(Listed entries)

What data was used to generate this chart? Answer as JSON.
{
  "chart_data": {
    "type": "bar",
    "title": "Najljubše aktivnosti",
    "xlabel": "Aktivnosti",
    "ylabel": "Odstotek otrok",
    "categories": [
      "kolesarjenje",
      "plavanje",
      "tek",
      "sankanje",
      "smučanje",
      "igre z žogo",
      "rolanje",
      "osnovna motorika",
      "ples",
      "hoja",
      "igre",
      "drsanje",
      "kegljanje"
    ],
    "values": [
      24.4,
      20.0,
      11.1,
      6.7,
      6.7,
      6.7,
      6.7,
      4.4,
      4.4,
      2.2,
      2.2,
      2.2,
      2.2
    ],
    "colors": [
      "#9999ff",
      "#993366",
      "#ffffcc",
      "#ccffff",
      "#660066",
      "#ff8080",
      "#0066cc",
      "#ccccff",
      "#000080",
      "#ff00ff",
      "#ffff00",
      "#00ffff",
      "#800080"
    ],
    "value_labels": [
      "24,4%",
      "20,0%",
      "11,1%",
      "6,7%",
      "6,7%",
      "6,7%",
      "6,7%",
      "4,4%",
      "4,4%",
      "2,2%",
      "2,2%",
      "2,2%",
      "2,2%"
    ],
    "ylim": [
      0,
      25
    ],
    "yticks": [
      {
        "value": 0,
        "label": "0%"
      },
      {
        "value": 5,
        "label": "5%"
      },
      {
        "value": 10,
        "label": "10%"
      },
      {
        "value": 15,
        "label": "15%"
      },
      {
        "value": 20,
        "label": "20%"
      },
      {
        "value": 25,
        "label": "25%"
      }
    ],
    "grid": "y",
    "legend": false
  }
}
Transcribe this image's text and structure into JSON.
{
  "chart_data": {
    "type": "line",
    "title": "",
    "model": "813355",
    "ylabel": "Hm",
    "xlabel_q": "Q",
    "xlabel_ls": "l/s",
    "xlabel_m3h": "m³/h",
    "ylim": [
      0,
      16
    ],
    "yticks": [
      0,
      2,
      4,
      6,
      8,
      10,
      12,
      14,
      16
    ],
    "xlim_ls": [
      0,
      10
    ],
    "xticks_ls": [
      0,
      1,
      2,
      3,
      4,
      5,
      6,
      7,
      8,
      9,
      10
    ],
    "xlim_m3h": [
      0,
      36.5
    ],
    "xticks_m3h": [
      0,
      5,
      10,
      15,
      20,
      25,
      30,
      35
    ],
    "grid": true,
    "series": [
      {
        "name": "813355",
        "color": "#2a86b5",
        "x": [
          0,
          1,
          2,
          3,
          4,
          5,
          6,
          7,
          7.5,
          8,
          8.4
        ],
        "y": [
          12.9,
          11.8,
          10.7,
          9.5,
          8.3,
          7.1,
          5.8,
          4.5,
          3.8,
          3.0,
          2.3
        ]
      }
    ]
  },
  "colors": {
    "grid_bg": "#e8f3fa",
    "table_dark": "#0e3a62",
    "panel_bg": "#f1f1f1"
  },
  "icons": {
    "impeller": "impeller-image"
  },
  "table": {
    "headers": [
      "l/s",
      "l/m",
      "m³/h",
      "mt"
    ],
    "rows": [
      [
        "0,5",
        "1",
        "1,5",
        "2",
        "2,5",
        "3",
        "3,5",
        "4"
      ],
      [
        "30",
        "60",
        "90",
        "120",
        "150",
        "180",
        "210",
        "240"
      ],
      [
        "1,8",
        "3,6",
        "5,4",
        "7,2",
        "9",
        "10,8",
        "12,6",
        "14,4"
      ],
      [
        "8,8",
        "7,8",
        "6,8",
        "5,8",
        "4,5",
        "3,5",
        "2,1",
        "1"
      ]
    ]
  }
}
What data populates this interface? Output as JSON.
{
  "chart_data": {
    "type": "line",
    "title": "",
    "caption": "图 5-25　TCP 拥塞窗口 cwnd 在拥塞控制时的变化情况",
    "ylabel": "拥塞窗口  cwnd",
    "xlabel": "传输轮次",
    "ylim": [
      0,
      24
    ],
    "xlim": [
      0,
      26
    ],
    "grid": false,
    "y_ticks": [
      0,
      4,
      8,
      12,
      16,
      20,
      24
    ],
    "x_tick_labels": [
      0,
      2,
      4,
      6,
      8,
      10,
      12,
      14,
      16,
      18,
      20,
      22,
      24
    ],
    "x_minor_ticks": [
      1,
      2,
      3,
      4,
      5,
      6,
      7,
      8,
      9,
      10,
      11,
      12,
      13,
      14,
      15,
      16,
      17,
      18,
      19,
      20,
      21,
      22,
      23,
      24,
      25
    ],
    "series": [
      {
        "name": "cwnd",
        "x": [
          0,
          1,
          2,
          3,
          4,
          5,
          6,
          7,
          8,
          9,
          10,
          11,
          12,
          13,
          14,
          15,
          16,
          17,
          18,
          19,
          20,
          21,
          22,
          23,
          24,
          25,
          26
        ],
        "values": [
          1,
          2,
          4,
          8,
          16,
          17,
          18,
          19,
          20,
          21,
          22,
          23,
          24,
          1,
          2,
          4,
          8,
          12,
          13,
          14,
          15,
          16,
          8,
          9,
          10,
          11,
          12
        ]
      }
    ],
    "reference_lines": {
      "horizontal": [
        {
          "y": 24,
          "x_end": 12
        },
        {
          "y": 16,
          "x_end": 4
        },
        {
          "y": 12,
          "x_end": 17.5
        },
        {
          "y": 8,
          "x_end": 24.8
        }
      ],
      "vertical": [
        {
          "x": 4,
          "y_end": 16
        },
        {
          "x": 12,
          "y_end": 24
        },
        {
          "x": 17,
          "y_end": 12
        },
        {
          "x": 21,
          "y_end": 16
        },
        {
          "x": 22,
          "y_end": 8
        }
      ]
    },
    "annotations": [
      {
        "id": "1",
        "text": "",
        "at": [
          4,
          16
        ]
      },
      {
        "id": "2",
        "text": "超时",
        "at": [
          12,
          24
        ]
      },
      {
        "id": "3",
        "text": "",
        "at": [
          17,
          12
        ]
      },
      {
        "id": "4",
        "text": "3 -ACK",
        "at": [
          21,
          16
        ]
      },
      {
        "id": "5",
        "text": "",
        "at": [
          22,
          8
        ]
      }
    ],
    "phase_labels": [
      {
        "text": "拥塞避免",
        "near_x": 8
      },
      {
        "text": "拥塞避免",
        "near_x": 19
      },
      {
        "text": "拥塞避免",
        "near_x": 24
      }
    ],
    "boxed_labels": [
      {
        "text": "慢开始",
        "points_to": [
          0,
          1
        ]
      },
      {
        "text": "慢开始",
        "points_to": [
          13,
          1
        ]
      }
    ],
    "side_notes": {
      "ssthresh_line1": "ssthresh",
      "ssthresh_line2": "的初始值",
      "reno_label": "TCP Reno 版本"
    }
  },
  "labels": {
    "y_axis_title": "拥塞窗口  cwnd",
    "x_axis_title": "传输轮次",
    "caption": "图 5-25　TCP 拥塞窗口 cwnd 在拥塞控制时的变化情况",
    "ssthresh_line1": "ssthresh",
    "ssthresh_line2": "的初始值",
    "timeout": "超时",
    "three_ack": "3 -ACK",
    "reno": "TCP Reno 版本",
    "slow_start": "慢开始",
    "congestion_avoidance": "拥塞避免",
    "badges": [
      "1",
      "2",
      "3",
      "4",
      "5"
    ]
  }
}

(Problem details) Restate each of the entries above verbatim.

(Exercise response)
What data was used to generate this chart? Answer as JSON.
{
  "chart_data": {
    "type": "bar",
    "title": "Najljubše aktivnosti",
    "xlabel": "Aktivnosti",
    "ylabel": "Odstotek otrok",
    "categories": [
      "kolesarjenje",
      "plavanje",
      "tek",
      "sankanje",
      "smučanje",
      "igre z žogo",
      "rolanje",
      "osnovna motorika",
      "ples",
      "hoja",
      "igre",
      "drsanje",
      "kegljanje"
    ],
    "values": [
      24.4,
      20.0,
      11.1,
      6.7,
      6.7,
      6.7,
      6.7,
      4.4,
      4.4,
      2.2,
      2.2,
      2.2,
      2.2
    ],
    "colors": [
      "#9999ff",
      "#993366",
      "#ffffcc",
      "#ccffff",
      "#660066",
      "#ff8080",
      "#0066cc",
      "#ccccff",
      "#000080",
      "#ff00ff",
      "#ffff00",
      "#00ffff",
      "#800080"
    ],
    "value_labels": [
      "24,4%",
      "20,0%",
      "11,1%",
      "6,7%",
      "6,7%",
      "6,7%",
      "6,7%",
      "4,4%",
      "4,4%",
      "2,2%",
      "2,2%",
      "2,2%",
      "2,2%"
    ],
    "ylim": [
      0,
      25
    ],
    "yticks": [
      {
        "value": 0,
        "label": "0%"
      },
      {
        "value": 5,
        "label": "5%"
      },
      {
        "value": 10,
        "label": "10%"
      },
      {
        "value": 15,
        "label": "15%"
      },
      {
        "value": 20,
        "label": "20%"
      },
      {
        "value": 25,
        "label": "25%"
      }
    ],
    "grid": "y",
    "legend": false
  }
}
Transcribe this image's text and structure into JSON.
{
  "chart_data": {
    "type": "line",
    "title": "",
    "model": "813355",
    "ylabel": "Hm",
    "xlabel_q": "Q",
    "xlabel_ls": "l/s",
    "xlabel_m3h": "m³/h",
    "ylim": [
      0,
      16
    ],
    "yticks": [
      0,
      2,
      4,
      6,
      8,
      10,
      12,
      14,
      16
    ],
    "xlim_ls": [
      0,
      10
    ],
    "xticks_ls": [
      0,
      1,
      2,
      3,
      4,
      5,
      6,
      7,
      8,
      9,
      10
    ],
    "xlim_m3h": [
      0,
      36.5
    ],
    "xticks_m3h": [
      0,
      5,
      10,
      15,
      20,
      25,
      30,
      35
    ],
    "grid": true,
    "series": [
      {
        "name": "813355",
        "color": "#2a86b5",
        "x": [
          0,
          1,
          2,
          3,
          4,
          5,
          6,
          7,
          7.5,
          8,
          8.4
        ],
        "y": [
          12.9,
          11.8,
          10.7,
          9.5,
          8.3,
          7.1,
          5.8,
          4.5,
          3.8,
          3.0,
          2.3
        ]
      }
    ]
  },
  "colors": {
    "grid_bg": "#e8f3fa",
    "table_dark": "#0e3a62",
    "panel_bg": "#f1f1f1"
  },
  "icons": {
    "impeller": "impeller-image"
  },
  "table": {
    "headers": [
      "l/s",
      "l/m",
      "m³/h",
      "mt"
    ],
    "rows": [
      [
        "0,5",
        "1",
        "1,5",
        "2",
        "2,5",
        "3",
        "3,5",
        "4"
      ],
      [
        "30",
        "60",
        "90",
        "120",
        "150",
        "180",
        "210",
        "240"
      ],
      [
        "1,8",
        "3,6",
        "5,4",
        "7,2",
        "9",
        "10,8",
        "12,6",
        "14,4"
      ],
      [
        "8,8",
        "7,8",
        "6,8",
        "5,8",
        "4,5",
        "3,5",
        "2,1",
        "1"
      ]
    ]
  }
}
What data populates this interface? Output as JSON.
{
  "chart_data": {
    "type": "line",
    "title": "",
    "caption": "图 5-25　TCP 拥塞窗口 cwnd 在拥塞控制时的变化情况",
    "ylabel": "拥塞窗口  cwnd",
    "xlabel": "传输轮次",
    "ylim": [
      0,
      24
    ],
    "xlim": [
      0,
      26
    ],
    "grid": false,
    "y_ticks": [
      0,
      4,
      8,
      12,
      16,
      20,
      24
    ],
    "x_tick_labels": [
      0,
      2,
      4,
      6,
      8,
      10,
      12,
      14,
      16,
      18,
      20,
      22,
      24
    ],
    "x_minor_ticks": [
      1,
      2,
      3,
      4,
      5,
      6,
      7,
      8,
      9,
      10,
      11,
      12,
      13,
      14,
      15,
      16,
      17,
      18,
      19,
      20,
      21,
      22,
      23,
      24,
      25
    ],
    "series": [
      {
        "name": "cwnd",
        "x": [
          0,
          1,
          2,
          3,
          4,
          5,
          6,
          7,
          8,
          9,
          10,
          11,
          12,
          13,
          14,
          15,
          16,
          17,
          18,
          19,
          20,
          21,
          22,
          23,
          24,
          25,
          26
        ],
        "values": [
          1,
          2,
          4,
          8,
          16,
          17,
          18,
          19,
          20,
          21,
          22,
          23,
          24,
          1,
          2,
          4,
          8,
          12,
          13,
          14,
          15,
          16,
          8,
          9,
          10,
          11,
          12
        ]
      }
    ],
    "reference_lines": {
      "horizontal": [
        {
          "y": 24,
          "x_end": 12
        },
        {
          "y": 16,
          "x_end": 4
        },
        {
          "y": 12,
          "x_end": 17.5
        },
        {
          "y": 8,
          "x_end": 24.8
        }
      ],
      "vertical": [
        {
          "x": 4,
          "y_end": 16
        },
        {
          "x": 12,
          "y_end": 24
        },
        {
          "x": 17,
          "y_end": 12
        },
        {
          "x": 21,
          "y_end": 16
        },
        {
          "x": 22,
          "y_end": 8
        }
      ]
    },
    "annotations": [
      {
        "id": "1",
        "text": "",
        "at": [
          4,
          16
        ]
      },
      {
        "id": "2",
        "text": "超时",
        "at": [
          12,
          24
        ]
      },
      {
        "id": "3",
        "text": "",
        "at": [
          17,
          12
        ]
      },
      {
        "id": "4",
        "text": "3 -ACK",
        "at": [
          21,
          16
        ]
      },
      {
        "id": "5",
        "text": "",
        "at": [
          22,
          8
        ]
      }
    ],
    "phase_labels": [
      {
        "text": "拥塞避免",
        "near_x": 8
      },
      {
        "text": "拥塞避免",
        "near_x": 19
      },
      {
        "text": "拥塞避免",
        "near_x": 24
      }
    ],
    "boxed_labels": [
      {
        "text": "慢开始",
        "points_to": [
          0,
          1
        ]
      },
      {
        "text": "慢开始",
        "points_to": [
          13,
          1
        ]
      }
    ],
    "side_notes": {
      "ssthresh_line1": "ssthresh",
      "ssthresh_line2": "的初始值",
      "reno_label": "TCP Reno 版本"
    }
  },
  "labels": {
    "y_axis_title": "拥塞窗口  cwnd",
    "x_axis_title": "传输轮次",
    "caption": "图 5-25　TCP 拥塞窗口 cwnd 在拥塞控制时的变化情况",
    "ssthresh_line1": "ssthresh",
    "ssthresh_line2": "的初始值",
    "timeout": "超时",
    "three_ack": "3 -ACK",
    "reno": "TCP Reno 版本",
    "slow_start": "慢开始",
    "congestion_avoidance": "拥塞避免",
    "badges": [
      "1",
      "2",
      "3",
      "4",
      "5"
    ]
  }
}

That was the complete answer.